== ACTION ITEM ==
Could you restate all of the records exactly, leaving out the pictures?

Figure record extracts:

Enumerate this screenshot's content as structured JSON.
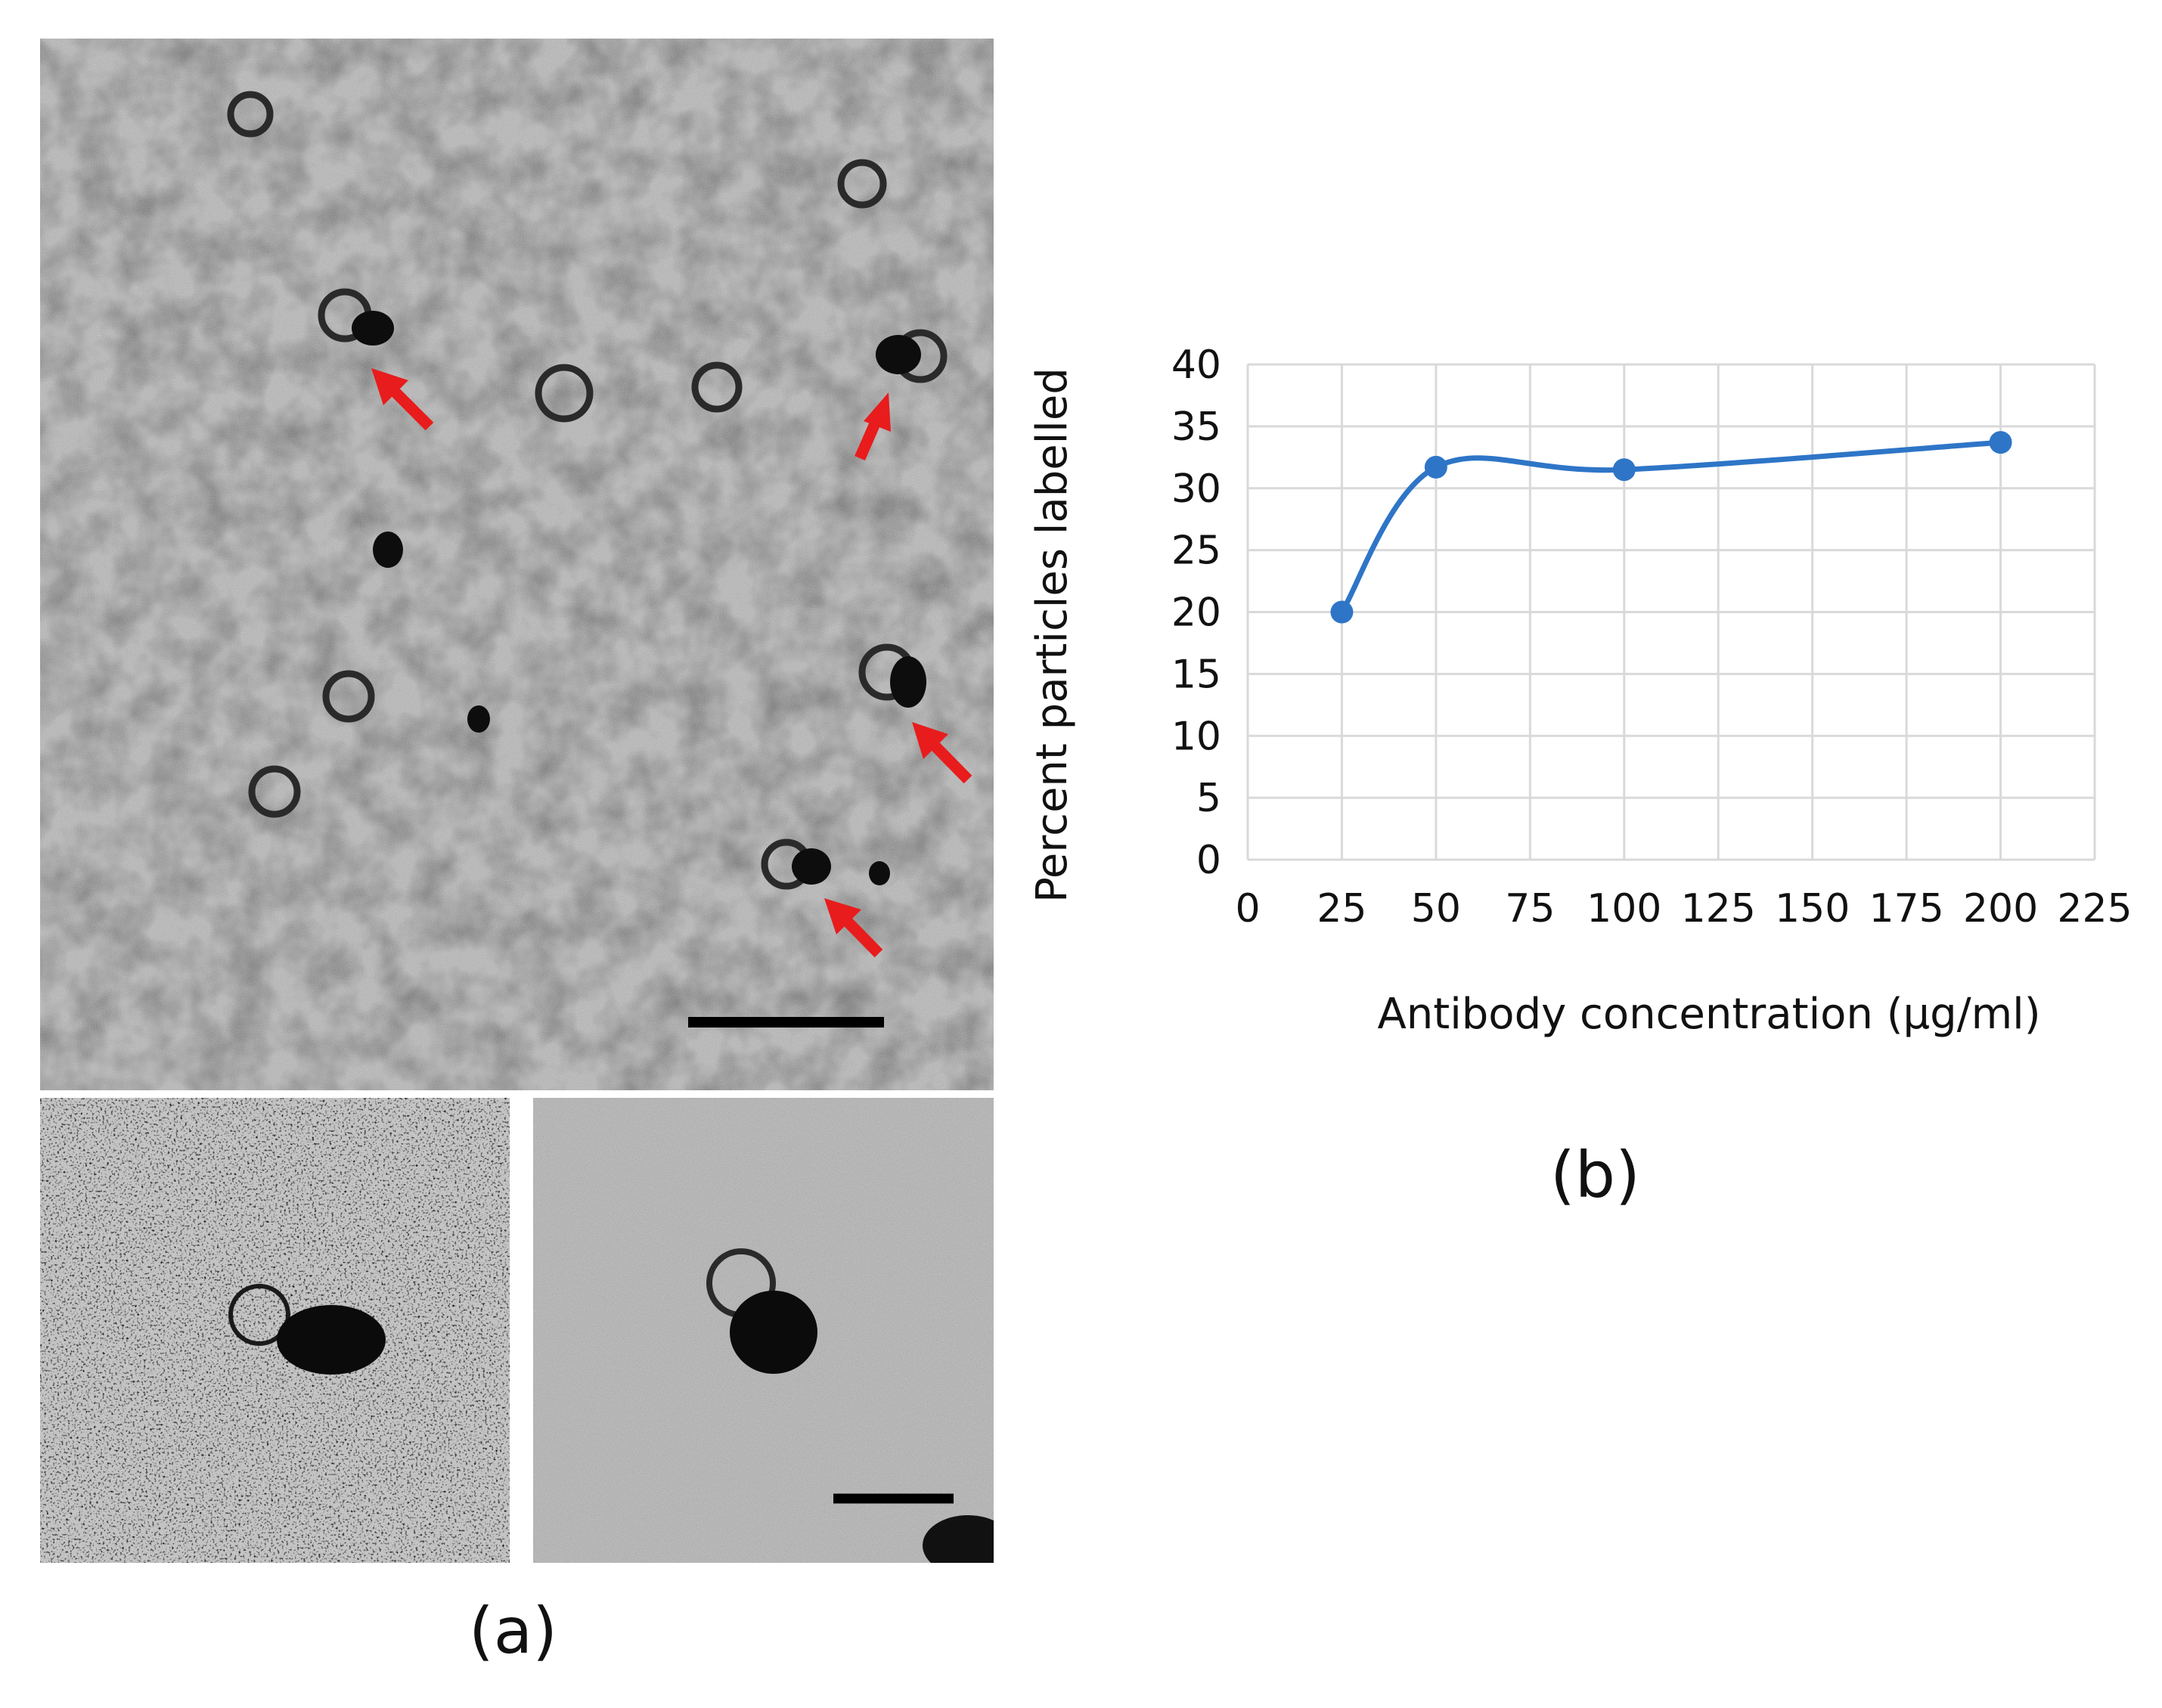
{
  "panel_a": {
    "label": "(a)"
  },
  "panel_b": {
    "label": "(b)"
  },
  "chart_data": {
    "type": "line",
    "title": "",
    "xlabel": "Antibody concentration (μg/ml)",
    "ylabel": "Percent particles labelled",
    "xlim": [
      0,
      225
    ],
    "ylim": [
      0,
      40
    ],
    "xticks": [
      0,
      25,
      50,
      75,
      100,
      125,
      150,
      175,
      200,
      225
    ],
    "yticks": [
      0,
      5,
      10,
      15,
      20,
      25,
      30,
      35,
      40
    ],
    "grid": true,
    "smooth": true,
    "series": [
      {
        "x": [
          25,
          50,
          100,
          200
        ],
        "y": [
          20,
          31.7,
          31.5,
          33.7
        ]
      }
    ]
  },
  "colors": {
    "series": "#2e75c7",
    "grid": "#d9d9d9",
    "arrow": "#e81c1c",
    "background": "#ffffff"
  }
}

== EXERCISE RESULT ==
Enumerate this screenshot's content as structured JSON.
{
  "panel_a": {
    "label": "(a)"
  },
  "panel_b": {
    "label": "(b)"
  },
  "chart_data": {
    "type": "line",
    "title": "",
    "xlabel": "Antibody concentration (μg/ml)",
    "ylabel": "Percent particles labelled",
    "xlim": [
      0,
      225
    ],
    "ylim": [
      0,
      40
    ],
    "xticks": [
      0,
      25,
      50,
      75,
      100,
      125,
      150,
      175,
      200,
      225
    ],
    "yticks": [
      0,
      5,
      10,
      15,
      20,
      25,
      30,
      35,
      40
    ],
    "grid": true,
    "smooth": true,
    "series": [
      {
        "x": [
          25,
          50,
          100,
          200
        ],
        "y": [
          20,
          31.7,
          31.5,
          33.7
        ]
      }
    ]
  },
  "colors": {
    "series": "#2e75c7",
    "grid": "#d9d9d9",
    "arrow": "#e81c1c",
    "background": "#ffffff"
  }
}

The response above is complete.